**GIVEN INFORMATION:**
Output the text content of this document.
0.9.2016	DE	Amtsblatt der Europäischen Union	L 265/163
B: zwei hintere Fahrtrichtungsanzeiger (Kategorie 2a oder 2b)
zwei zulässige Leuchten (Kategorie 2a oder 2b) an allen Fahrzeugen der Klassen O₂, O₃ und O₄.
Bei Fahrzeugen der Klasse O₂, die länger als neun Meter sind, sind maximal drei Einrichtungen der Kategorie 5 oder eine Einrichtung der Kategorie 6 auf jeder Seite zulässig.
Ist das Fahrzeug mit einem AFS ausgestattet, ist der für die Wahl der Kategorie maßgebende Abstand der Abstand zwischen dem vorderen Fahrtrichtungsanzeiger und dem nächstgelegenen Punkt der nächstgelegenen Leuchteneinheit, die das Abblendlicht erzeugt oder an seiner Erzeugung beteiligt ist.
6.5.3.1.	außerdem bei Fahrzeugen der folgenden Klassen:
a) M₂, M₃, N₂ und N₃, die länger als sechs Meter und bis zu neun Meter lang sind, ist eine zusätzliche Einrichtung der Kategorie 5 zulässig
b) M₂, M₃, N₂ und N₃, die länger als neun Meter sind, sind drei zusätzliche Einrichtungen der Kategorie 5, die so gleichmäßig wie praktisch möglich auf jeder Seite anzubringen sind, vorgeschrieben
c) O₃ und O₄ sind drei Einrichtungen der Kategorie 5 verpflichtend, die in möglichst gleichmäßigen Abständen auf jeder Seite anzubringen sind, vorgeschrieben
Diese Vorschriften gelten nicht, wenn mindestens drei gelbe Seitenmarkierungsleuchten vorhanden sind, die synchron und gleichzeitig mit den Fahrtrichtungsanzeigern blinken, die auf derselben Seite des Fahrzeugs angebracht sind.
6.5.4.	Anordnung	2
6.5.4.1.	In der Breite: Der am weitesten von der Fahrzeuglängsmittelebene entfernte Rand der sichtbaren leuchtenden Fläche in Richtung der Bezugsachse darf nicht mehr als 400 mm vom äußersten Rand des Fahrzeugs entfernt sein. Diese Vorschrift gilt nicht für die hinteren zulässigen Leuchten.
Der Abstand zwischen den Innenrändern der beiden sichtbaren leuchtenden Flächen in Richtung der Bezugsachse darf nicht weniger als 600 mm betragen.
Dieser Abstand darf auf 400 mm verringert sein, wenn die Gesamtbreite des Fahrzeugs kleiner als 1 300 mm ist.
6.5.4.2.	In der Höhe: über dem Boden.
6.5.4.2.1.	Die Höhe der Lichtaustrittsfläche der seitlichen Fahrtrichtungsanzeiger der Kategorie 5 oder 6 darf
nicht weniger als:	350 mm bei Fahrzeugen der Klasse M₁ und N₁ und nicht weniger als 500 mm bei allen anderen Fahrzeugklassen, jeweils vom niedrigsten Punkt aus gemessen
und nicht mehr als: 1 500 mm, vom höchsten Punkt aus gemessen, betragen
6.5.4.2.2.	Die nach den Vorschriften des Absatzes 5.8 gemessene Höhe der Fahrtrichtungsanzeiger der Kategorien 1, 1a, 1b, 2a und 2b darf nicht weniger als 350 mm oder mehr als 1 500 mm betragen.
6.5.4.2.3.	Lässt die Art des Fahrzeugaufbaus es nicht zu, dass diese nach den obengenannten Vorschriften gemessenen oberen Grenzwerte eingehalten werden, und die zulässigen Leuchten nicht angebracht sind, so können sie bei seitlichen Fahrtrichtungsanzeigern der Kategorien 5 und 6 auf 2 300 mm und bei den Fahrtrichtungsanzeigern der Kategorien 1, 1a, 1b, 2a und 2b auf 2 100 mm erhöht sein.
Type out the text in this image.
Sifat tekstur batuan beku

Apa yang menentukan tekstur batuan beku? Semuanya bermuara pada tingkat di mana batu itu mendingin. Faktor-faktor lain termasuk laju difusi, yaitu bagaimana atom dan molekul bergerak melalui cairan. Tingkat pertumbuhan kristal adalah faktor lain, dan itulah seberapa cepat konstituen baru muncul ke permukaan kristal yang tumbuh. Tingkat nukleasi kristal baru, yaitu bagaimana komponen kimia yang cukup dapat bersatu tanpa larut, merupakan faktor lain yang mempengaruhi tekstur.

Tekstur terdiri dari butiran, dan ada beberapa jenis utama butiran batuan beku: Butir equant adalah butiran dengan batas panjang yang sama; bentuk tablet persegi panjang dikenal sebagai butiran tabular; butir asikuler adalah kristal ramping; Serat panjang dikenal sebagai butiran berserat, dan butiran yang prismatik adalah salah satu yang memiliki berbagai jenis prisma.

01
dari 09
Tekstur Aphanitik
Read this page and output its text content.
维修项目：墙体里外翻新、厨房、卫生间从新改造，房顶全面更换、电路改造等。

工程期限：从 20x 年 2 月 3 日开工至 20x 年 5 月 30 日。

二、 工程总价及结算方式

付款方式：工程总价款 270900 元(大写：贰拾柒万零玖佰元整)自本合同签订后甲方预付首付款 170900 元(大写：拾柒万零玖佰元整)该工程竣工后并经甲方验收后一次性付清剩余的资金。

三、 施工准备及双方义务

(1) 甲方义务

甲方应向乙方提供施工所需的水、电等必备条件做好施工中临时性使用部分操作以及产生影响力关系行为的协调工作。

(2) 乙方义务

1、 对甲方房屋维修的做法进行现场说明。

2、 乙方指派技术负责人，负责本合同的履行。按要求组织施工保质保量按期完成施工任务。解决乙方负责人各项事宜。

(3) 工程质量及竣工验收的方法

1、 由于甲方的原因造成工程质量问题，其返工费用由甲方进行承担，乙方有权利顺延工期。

**EXERCISE REQUIREMENTS:** Copy out the whole listing exactly; please set it all down.

**RESULT:**
Output the text content of this document.
0.9.2016	DE	Amtsblatt der Europäischen Union	L 265/163
B: zwei hintere Fahrtrichtungsanzeiger (Kategorie 2a oder 2b)
zwei zulässige Leuchten (Kategorie 2a oder 2b) an allen Fahrzeugen der Klassen O₂, O₃ und O₄.
Bei Fahrzeugen der Klasse O₂, die länger als neun Meter sind, sind maximal drei Einrichtungen der Kategorie 5 oder eine Einrichtung der Kategorie 6 auf jeder Seite zulässig.
Ist das Fahrzeug mit einem AFS ausgestattet, ist der für die Wahl der Kategorie maßgebende Abstand der Abstand zwischen dem vorderen Fahrtrichtungsanzeiger und dem nächstgelegenen Punkt der nächstgelegenen Leuchteneinheit, die das Abblendlicht erzeugt oder an seiner Erzeugung beteiligt ist.
6.5.3.1.	außerdem bei Fahrzeugen der folgenden Klassen:
a) M₂, M₃, N₂ und N₃, die länger als sechs Meter und bis zu neun Meter lang sind, ist eine zusätzliche Einrichtung der Kategorie 5 zulässig
b) M₂, M₃, N₂ und N₃, die länger als neun Meter sind, sind drei zusätzliche Einrichtungen der Kategorie 5, die so gleichmäßig wie praktisch möglich auf jeder Seite anzubringen sind, vorgeschrieben
c) O₃ und O₄ sind drei Einrichtungen der Kategorie 5 verpflichtend, die in möglichst gleichmäßigen Abständen auf jeder Seite anzubringen sind, vorgeschrieben
Diese Vorschriften gelten nicht, wenn mindestens drei gelbe Seitenmarkierungsleuchten vorhanden sind, die synchron und gleichzeitig mit den Fahrtrichtungsanzeigern blinken, die auf derselben Seite des Fahrzeugs angebracht sind.
6.5.4.	Anordnung	2
6.5.4.1.	In der Breite: Der am weitesten von der Fahrzeuglängsmittelebene entfernte Rand der sichtbaren leuchtenden Fläche in Richtung der Bezugsachse darf nicht mehr als 400 mm vom äußersten Rand des Fahrzeugs entfernt sein. Diese Vorschrift gilt nicht für die hinteren zulässigen Leuchten.
Der Abstand zwischen den Innenrändern der beiden sichtbaren leuchtenden Flächen in Richtung der Bezugsachse darf nicht weniger als 600 mm betragen.
Dieser Abstand darf auf 400 mm verringert sein, wenn die Gesamtbreite des Fahrzeugs kleiner als 1 300 mm ist.
6.5.4.2.	In der Höhe: über dem Boden.
6.5.4.2.1.	Die Höhe der Lichtaustrittsfläche der seitlichen Fahrtrichtungsanzeiger der Kategorie 5 oder 6 darf
nicht weniger als:	350 mm bei Fahrzeugen der Klasse M₁ und N₁ und nicht weniger als 500 mm bei allen anderen Fahrzeugklassen, jeweils vom niedrigsten Punkt aus gemessen
und nicht mehr als: 1 500 mm, vom höchsten Punkt aus gemessen, betragen
6.5.4.2.2.	Die nach den Vorschriften des Absatzes 5.8 gemessene Höhe der Fahrtrichtungsanzeiger der Kategorien 1, 1a, 1b, 2a und 2b darf nicht weniger als 350 mm oder mehr als 1 500 mm betragen.
6.5.4.2.3.	Lässt die Art des Fahrzeugaufbaus es nicht zu, dass diese nach den obengenannten Vorschriften gemessenen oberen Grenzwerte eingehalten werden, und die zulässigen Leuchten nicht angebracht sind, so können sie bei seitlichen Fahrtrichtungsanzeigern der Kategorien 5 und 6 auf 2 300 mm und bei den Fahrtrichtungsanzeigern der Kategorien 1, 1a, 1b, 2a und 2b auf 2 100 mm erhöht sein.
Type out the text in this image.
Sifat tekstur batuan beku

Apa yang menentukan tekstur batuan beku? Semuanya bermuara pada tingkat di mana batu itu mendingin. Faktor-faktor lain termasuk laju difusi, yaitu bagaimana atom dan molekul bergerak melalui cairan. Tingkat pertumbuhan kristal adalah faktor lain, dan itulah seberapa cepat konstituen baru muncul ke permukaan kristal yang tumbuh. Tingkat nukleasi kristal baru, yaitu bagaimana komponen kimia yang cukup dapat bersatu tanpa larut, merupakan faktor lain yang mempengaruhi tekstur.

Tekstur terdiri dari butiran, dan ada beberapa jenis utama butiran batuan beku: Butir equant adalah butiran dengan batas panjang yang sama; bentuk tablet persegi panjang dikenal sebagai butiran tabular; butir asikuler adalah kristal ramping; Serat panjang dikenal sebagai butiran berserat, dan butiran yang prismatik adalah salah satu yang memiliki berbagai jenis prisma.

01
dari 09
Tekstur Aphanitik
Read this page and output its text content.
维修项目：墙体里外翻新、厨房、卫生间从新改造，房顶全面更换、电路改造等。

工程期限：从 20x 年 2 月 3 日开工至 20x 年 5 月 30 日。

二、 工程总价及结算方式

付款方式：工程总价款 270900 元(大写：贰拾柒万零玖佰元整)自本合同签订后甲方预付首付款 170900 元(大写：拾柒万零玖佰元整)该工程竣工后并经甲方验收后一次性付清剩余的资金。

三、 施工准备及双方义务

(1) 甲方义务

甲方应向乙方提供施工所需的水、电等必备条件做好施工中临时性使用部分操作以及产生影响力关系行为的协调工作。

(2) 乙方义务

1、 对甲方房屋维修的做法进行现场说明。

2、 乙方指派技术负责人，负责本合同的履行。按要求组织施工保质保量按期完成施工任务。解决乙方负责人各项事宜。

(3) 工程质量及竣工验收的方法

1、 由于甲方的原因造成工程质量问题，其返工费用由甲方进行承担，乙方有权利顺延工期。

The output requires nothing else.